■ Exercise
Every entry must be given again exactly.

Source data
════════════════════

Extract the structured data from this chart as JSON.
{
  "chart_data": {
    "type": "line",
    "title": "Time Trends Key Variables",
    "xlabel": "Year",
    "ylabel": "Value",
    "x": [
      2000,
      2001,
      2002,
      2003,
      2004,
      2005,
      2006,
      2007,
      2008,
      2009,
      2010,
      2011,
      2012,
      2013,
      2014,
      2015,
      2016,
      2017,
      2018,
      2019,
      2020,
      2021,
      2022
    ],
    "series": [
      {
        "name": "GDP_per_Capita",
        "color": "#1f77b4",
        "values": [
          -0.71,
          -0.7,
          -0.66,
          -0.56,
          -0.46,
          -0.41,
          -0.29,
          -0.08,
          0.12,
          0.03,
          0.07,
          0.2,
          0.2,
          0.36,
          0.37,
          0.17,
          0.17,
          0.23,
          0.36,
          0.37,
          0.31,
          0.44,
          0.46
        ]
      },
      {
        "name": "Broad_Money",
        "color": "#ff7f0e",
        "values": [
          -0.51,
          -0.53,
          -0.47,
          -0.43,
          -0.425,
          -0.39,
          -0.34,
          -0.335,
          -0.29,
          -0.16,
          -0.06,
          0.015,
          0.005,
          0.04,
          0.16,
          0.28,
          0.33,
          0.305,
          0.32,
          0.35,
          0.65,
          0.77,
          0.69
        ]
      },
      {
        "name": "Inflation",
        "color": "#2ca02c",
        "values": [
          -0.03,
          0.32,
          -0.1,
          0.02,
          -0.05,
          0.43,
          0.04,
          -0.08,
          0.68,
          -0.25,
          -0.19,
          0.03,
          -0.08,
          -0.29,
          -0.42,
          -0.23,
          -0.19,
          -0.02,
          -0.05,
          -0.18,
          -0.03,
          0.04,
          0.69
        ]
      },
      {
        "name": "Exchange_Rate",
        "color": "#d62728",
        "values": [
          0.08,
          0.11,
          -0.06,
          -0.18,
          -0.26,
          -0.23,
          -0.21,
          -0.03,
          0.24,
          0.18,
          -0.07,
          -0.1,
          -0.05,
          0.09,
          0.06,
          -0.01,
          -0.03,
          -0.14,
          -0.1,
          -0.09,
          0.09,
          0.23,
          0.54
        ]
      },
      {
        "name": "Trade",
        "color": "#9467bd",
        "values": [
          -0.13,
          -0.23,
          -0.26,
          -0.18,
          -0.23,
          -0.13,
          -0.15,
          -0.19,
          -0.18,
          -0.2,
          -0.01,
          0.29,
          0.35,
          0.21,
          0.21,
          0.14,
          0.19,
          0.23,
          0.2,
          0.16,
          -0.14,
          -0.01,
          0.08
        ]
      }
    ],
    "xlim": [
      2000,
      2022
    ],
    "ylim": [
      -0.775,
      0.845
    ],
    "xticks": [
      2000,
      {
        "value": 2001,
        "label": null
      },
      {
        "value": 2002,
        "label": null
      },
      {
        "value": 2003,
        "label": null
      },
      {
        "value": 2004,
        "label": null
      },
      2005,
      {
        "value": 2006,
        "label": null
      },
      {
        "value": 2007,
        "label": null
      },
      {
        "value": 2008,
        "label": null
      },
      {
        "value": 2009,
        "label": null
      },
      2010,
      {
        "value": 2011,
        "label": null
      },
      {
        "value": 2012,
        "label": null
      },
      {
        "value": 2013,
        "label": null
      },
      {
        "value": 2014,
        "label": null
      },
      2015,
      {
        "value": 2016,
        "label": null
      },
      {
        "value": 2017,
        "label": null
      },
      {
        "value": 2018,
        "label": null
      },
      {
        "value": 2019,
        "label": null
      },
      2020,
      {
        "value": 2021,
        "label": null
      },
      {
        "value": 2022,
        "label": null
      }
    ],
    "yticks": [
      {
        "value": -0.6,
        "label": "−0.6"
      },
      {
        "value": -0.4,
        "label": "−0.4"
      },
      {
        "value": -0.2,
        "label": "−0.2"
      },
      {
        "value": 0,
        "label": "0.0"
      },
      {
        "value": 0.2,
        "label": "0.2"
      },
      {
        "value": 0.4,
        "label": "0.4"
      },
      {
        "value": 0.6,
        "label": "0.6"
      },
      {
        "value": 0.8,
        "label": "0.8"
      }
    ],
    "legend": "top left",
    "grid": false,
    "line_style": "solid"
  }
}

════════════════════

■ Result below
Extract the structured data from this chart as JSON.
{
  "chart_data": {
    "type": "line",
    "title": "Time Trends Key Variables",
    "xlabel": "Year",
    "ylabel": "Value",
    "x": [
      2000,
      2001,
      2002,
      2003,
      2004,
      2005,
      2006,
      2007,
      2008,
      2009,
      2010,
      2011,
      2012,
      2013,
      2014,
      2015,
      2016,
      2017,
      2018,
      2019,
      2020,
      2021,
      2022
    ],
    "series": [
      {
        "name": "GDP_per_Capita",
        "color": "#1f77b4",
        "values": [
          -0.71,
          -0.7,
          -0.66,
          -0.56,
          -0.46,
          -0.41,
          -0.29,
          -0.08,
          0.12,
          0.03,
          0.07,
          0.2,
          0.2,
          0.36,
          0.37,
          0.17,
          0.17,
          0.23,
          0.36,
          0.37,
          0.31,
          0.44,
          0.46
        ]
      },
      {
        "name": "Broad_Money",
        "color": "#ff7f0e",
        "values": [
          -0.51,
          -0.53,
          -0.47,
          -0.43,
          -0.425,
          -0.39,
          -0.34,
          -0.335,
          -0.29,
          -0.16,
          -0.06,
          0.015,
          0.005,
          0.04,
          0.16,
          0.28,
          0.33,
          0.305,
          0.32,
          0.35,
          0.65,
          0.77,
          0.69
        ]
      },
      {
        "name": "Inflation",
        "color": "#2ca02c",
        "values": [
          -0.03,
          0.32,
          -0.1,
          0.02,
          -0.05,
          0.43,
          0.04,
          -0.08,
          0.68,
          -0.25,
          -0.19,
          0.03,
          -0.08,
          -0.29,
          -0.42,
          -0.23,
          -0.19,
          -0.02,
          -0.05,
          -0.18,
          -0.03,
          0.04,
          0.69
        ]
      },
      {
        "name": "Exchange_Rate",
        "color": "#d62728",
        "values": [
          0.08,
          0.11,
          -0.06,
          -0.18,
          -0.26,
          -0.23,
          -0.21,
          -0.03,
          0.24,
          0.18,
          -0.07,
          -0.1,
          -0.05,
          0.09,
          0.06,
          -0.01,
          -0.03,
          -0.14,
          -0.1,
          -0.09,
          0.09,
          0.23,
          0.54
        ]
      },
      {
        "name": "Trade",
        "color": "#9467bd",
        "values": [
          -0.13,
          -0.23,
          -0.26,
          -0.18,
          -0.23,
          -0.13,
          -0.15,
          -0.19,
          -0.18,
          -0.2,
          -0.01,
          0.29,
          0.35,
          0.21,
          0.21,
          0.14,
          0.19,
          0.23,
          0.2,
          0.16,
          -0.14,
          -0.01,
          0.08
        ]
      }
    ],
    "xlim": [
      2000,
      2022
    ],
    "ylim": [
      -0.775,
      0.845
    ],
    "xticks": [
      2000,
      {
        "value": 2001,
        "label": null
      },
      {
        "value": 2002,
        "label": null
      },
      {
        "value": 2003,
        "label": null
      },
      {
        "value": 2004,
        "label": null
      },
      2005,
      {
        "value": 2006,
        "label": null
      },
      {
        "value": 2007,
        "label": null
      },
      {
        "value": 2008,
        "label": null
      },
      {
        "value": 2009,
        "label": null
      },
      2010,
      {
        "value": 2011,
        "label": null
      },
      {
        "value": 2012,
        "label": null
      },
      {
        "value": 2013,
        "label": null
      },
      {
        "value": 2014,
        "label": null
      },
      2015,
      {
        "value": 2016,
        "label": null
      },
      {
        "value": 2017,
        "label": null
      },
      {
        "value": 2018,
        "label": null
      },
      {
        "value": 2019,
        "label": null
      },
      2020,
      {
        "value": 2021,
        "label": null
      },
      {
        "value": 2022,
        "label": null
      }
    ],
    "yticks": [
      {
        "value": -0.6,
        "label": "−0.6"
      },
      {
        "value": -0.4,
        "label": "−0.4"
      },
      {
        "value": -0.2,
        "label": "−0.2"
      },
      {
        "value": 0,
        "label": "0.0"
      },
      {
        "value": 0.2,
        "label": "0.2"
      },
      {
        "value": 0.4,
        "label": "0.4"
      },
      {
        "value": 0.6,
        "label": "0.6"
      },
      {
        "value": 0.8,
        "label": "0.8"
      }
    ],
    "legend": "top left",
    "grid": false,
    "line_style": "solid"
  }
}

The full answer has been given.